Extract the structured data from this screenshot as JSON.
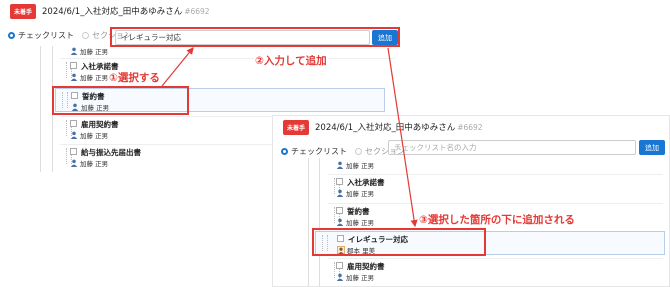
{
  "before": {
    "badge": "未着手",
    "title": "2024/6/1_入社対応_田中あゆみさん",
    "id": "#6692",
    "radio_checklist": "チェックリスト",
    "radio_section": "セクション",
    "input_value": "イレギュラー対応",
    "add_label": "追加",
    "items": [
      {
        "title": "入社承諾書",
        "assignee": "加藤 正男"
      },
      {
        "title": "誓約書",
        "assignee": "加藤 正男"
      },
      {
        "title": "雇用契約書",
        "assignee": "加藤 正男"
      },
      {
        "title": "給与振込先届出書",
        "assignee": "加藤 正男"
      }
    ]
  },
  "after": {
    "badge": "未着手",
    "title": "2024/6/1_入社対応_田中あゆみさん",
    "id": "#6692",
    "radio_checklist": "チェックリスト",
    "radio_section": "セクション",
    "input_placeholder": "チェックリスト名の入力",
    "add_label": "追加",
    "top_assignee": "加藤 正男",
    "items": [
      {
        "title": "入社承諾書",
        "assignee": "加藤 正男"
      },
      {
        "title": "誓約書",
        "assignee": "加藤 正男"
      },
      {
        "title": "イレギュラー対応",
        "assignee": "郡本 里美"
      },
      {
        "title": "雇用契約書",
        "assignee": "加藤 正男"
      }
    ]
  },
  "annotations": {
    "step1": "①選択する",
    "step2": "②入力して追加",
    "step3": "③選択した箇所の下に追加される",
    "accent_color": "#e53935"
  }
}
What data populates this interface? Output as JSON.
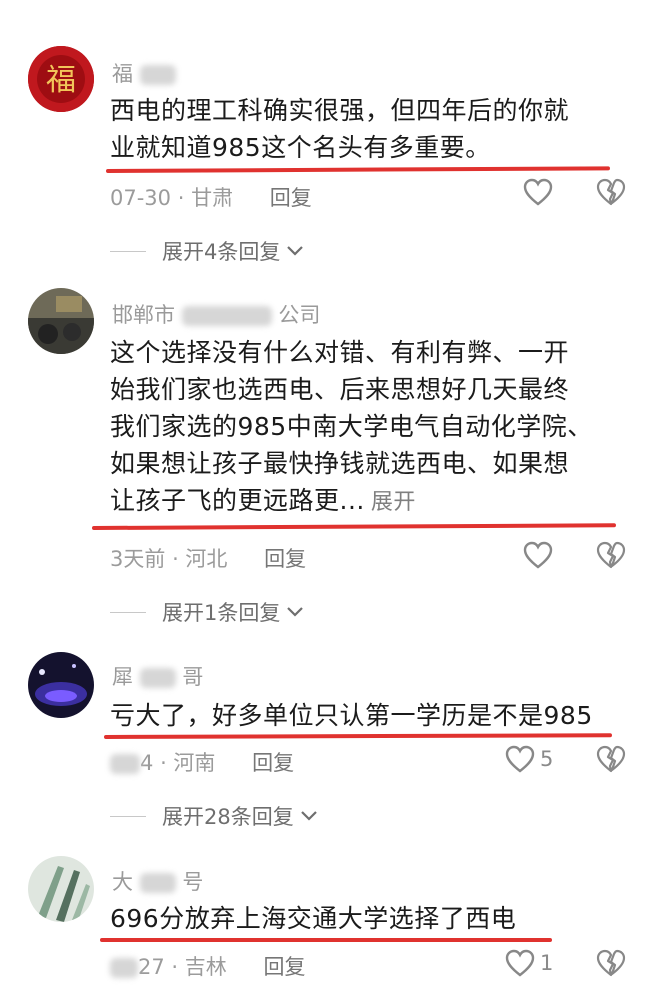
{
  "comments": [
    {
      "username": "福",
      "text_lines": [
        "西电的理工科确实很强，但四年后的你就",
        "业就知道985这个名头有多重要。"
      ],
      "date": "07-30",
      "location": "甘肃",
      "reply_label": "回复",
      "like_count": "",
      "expand_label": "展开4条回复"
    },
    {
      "username_prefix": "邯郸市",
      "username_suffix": "公司",
      "text_lines": [
        "这个选择没有什么对错、有利有弊、一开",
        "始我们家也选西电、后来思想好几天最终",
        "我们家选的985中南大学电气自动化学院、",
        "如果想让孩子最快挣钱就选西电、如果想",
        "让孩子飞的更远路更..."
      ],
      "inline_expand": "展开",
      "date": "3天前",
      "location": "河北",
      "reply_label": "回复",
      "like_count": "",
      "expand_label": "展开1条回复"
    },
    {
      "username_prefix": "犀",
      "username_suffix": "哥",
      "text_lines": [
        "亏大了，好多单位只认第一学历是不是985"
      ],
      "date": "4",
      "location": "河南",
      "reply_label": "回复",
      "like_count": "5",
      "expand_label": "展开28条回复"
    },
    {
      "username_prefix": "大",
      "username_suffix": "号",
      "text_lines": [
        "696分放弃上海交通大学选择了西电"
      ],
      "date": "27",
      "location": "吉林",
      "reply_label": "回复",
      "like_count": "1",
      "expand_label": ""
    }
  ],
  "colors": {
    "underline": "#e0322f",
    "meta": "#9b9b9b"
  },
  "icons": {
    "like": "heart-outline-icon",
    "dislike": "broken-heart-icon",
    "expand": "chevron-down-icon"
  }
}
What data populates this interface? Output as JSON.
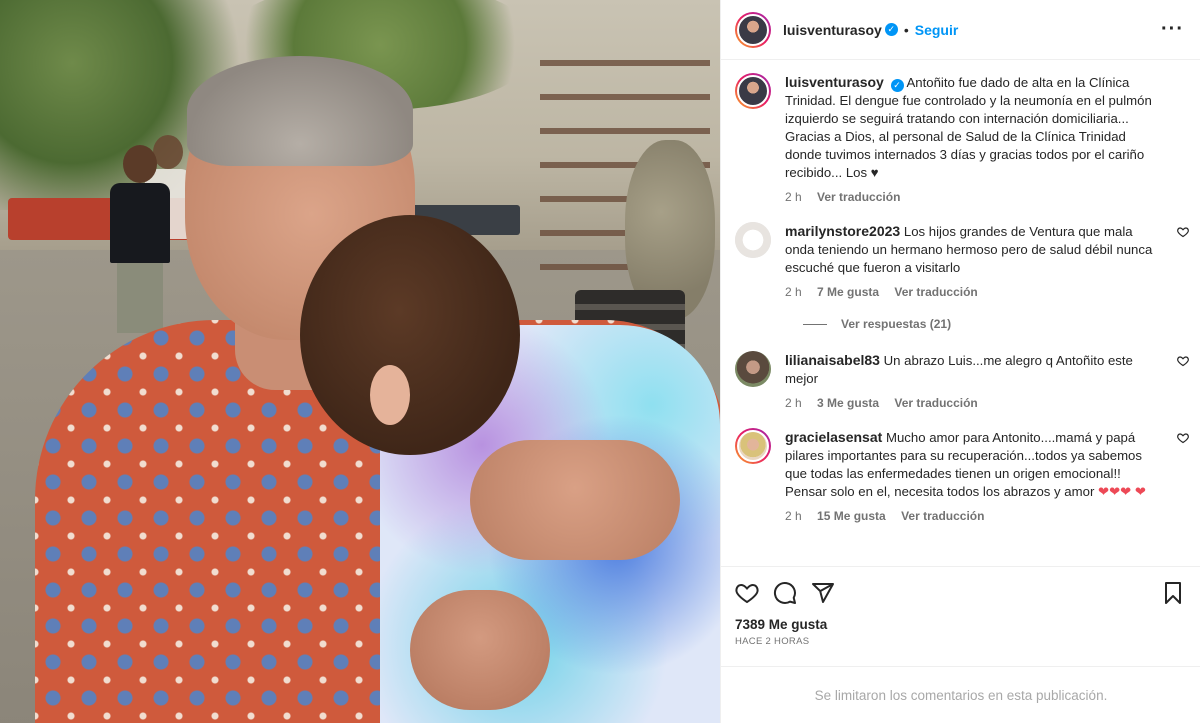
{
  "post": {
    "username": "luisventurasoy",
    "follow_label": "Seguir",
    "separator": "•"
  },
  "caption": {
    "username": "luisventurasoy",
    "text": "Antoñito fue dado de alta en la Clínica Trinidad. El dengue fue controlado y la neumonía en el pulmón izquierdo se seguirá tratando con internación domiciliaria... Gracias a Dios, al personal de Salud de la Clínica Trinidad donde tuvimos internados 3 días y gracias todos por el cariño recibido... Los ♥",
    "time": "2 h",
    "translate": "Ver traducción"
  },
  "comments": [
    {
      "username": "marilynstore2023",
      "text": "Los hijos grandes de Ventura que mala onda teniendo un hermano hermoso pero de salud débil nunca escuché que fueron a visitarlo",
      "time": "2 h",
      "likes": "7 Me gusta",
      "translate": "Ver traducción",
      "replies": "Ver respuestas (21)"
    },
    {
      "username": "lilianaisabel83",
      "text": "Un abrazo Luis...me alegro q Antoñito este mejor",
      "time": "2 h",
      "likes": "3 Me gusta",
      "translate": "Ver traducción"
    },
    {
      "username": "gracielasensat",
      "text": "Mucho amor para Antonito....mamá y papá pilares importantes para su recuperación...todos ya sabemos que todas las enfermedades tienen un origen emocional!! Pensar solo en el, necesita todos los abrazos y amor",
      "hearts": "❤❤❤ ❤",
      "time": "2 h",
      "likes": "15 Me gusta",
      "translate": "Ver traducción"
    }
  ],
  "actions": {
    "likes": "7389 Me gusta",
    "ago": "HACE 2 HORAS",
    "icons": [
      "heart-icon",
      "comment-icon",
      "share-icon",
      "save-icon"
    ]
  },
  "footer": {
    "notice": "Se limitaron los comentarios en esta publicación."
  },
  "colors": {
    "accent": "#0095f6",
    "text": "#262626",
    "muted": "#737373",
    "heart": "#ed4956"
  }
}
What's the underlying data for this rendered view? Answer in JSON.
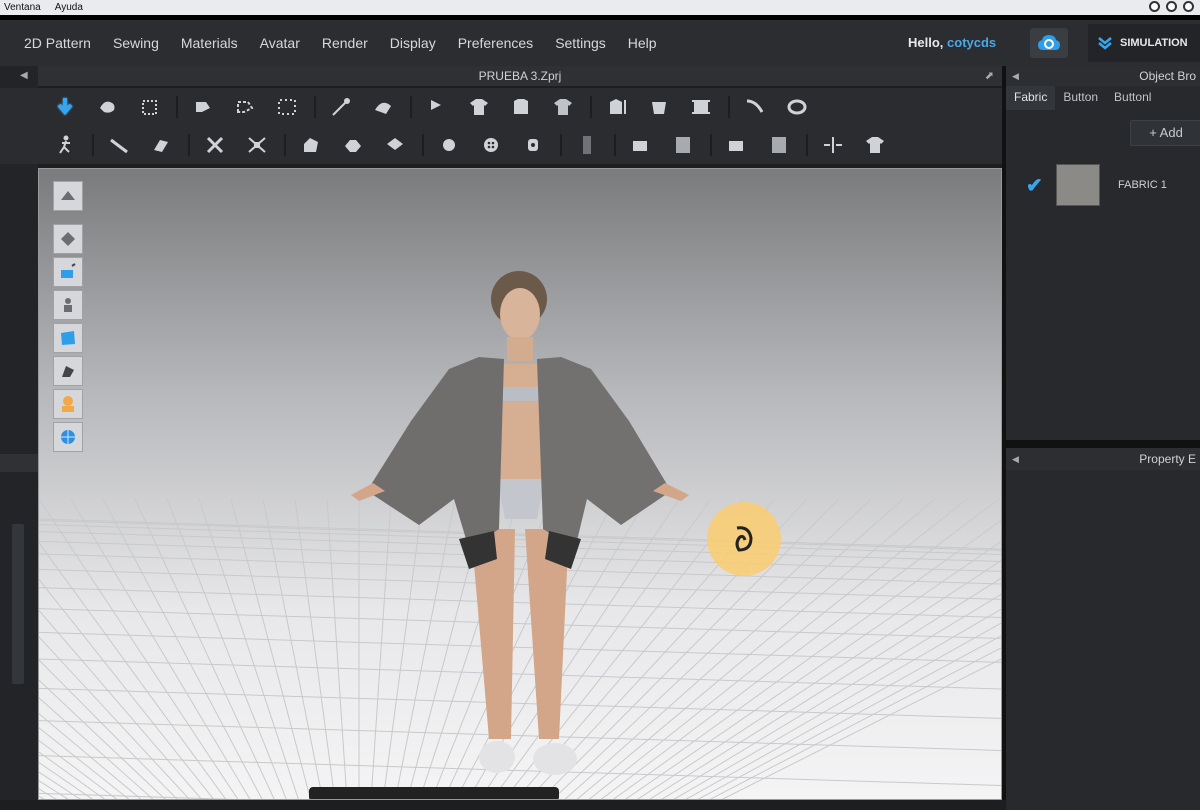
{
  "os_menu": [
    "Ventana",
    "Ayuda"
  ],
  "menu": [
    "2D Pattern",
    "Sewing",
    "Materials",
    "Avatar",
    "Render",
    "Display",
    "Preferences",
    "Settings",
    "Help"
  ],
  "greeting": "Hello,",
  "username": "cotycds",
  "simulation_label": "SIMULATION",
  "viewport_title": "PRUEBA 3.Zprj",
  "object_browser_title": "Object Bro",
  "object_tabs": [
    "Fabric",
    "Button",
    "Buttonl"
  ],
  "add_label": "+ Add",
  "fabric_item": "FABRIC 1",
  "property_editor_title": "Property E",
  "toolbar_row1_icons": [
    "select-arrow-icon",
    "hand-move-icon",
    "box-select-icon",
    "pattern-edit-icon",
    "pattern-points-icon",
    "pattern-grid-icon",
    "pin-icon",
    "fold-icon",
    "arrange-icon",
    "shirt-front-icon",
    "shirt-back-icon",
    "shirt-icon",
    "sew-icon",
    "sewing-machine-icon",
    "spool-icon",
    "tape-icon",
    "ring-icon"
  ],
  "toolbar_row2_icons": [
    "avatar-pose-icon",
    "measure-icon",
    "tack-icon",
    "cut-icon",
    "seam-icon",
    "puckering-icon",
    "fold-arrange-icon",
    "button-icon",
    "buttonhole-icon",
    "zipper-icon",
    "trim-icon",
    "topstitch-icon",
    "texture-icon",
    "texture-tile-icon",
    "symmetry-icon",
    "garment-fit-icon"
  ],
  "viewport_tools": [
    "display-mode-icon",
    "avatar-fit-icon",
    "color-fabric-icon",
    "avatar-show-icon",
    "texture-view-icon",
    "shade-mode-icon",
    "avatar-face-icon",
    "globe-icon"
  ],
  "colors": {
    "accent": "#37a6ee",
    "highlight": "#facd6e",
    "fabric": "#8b8a87"
  }
}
◆ ◆ ◆ ◆ ◆ ◆ ◆
**DIRECTION:**
Gather all lines of the records that include the word "translate".

**PROBLEM SOLUTION:**
    "translate": "Ver traducción"
      "translate": "Ver traducción",
      "translate": "Ver traducción"
      "translate": "Ver traducción"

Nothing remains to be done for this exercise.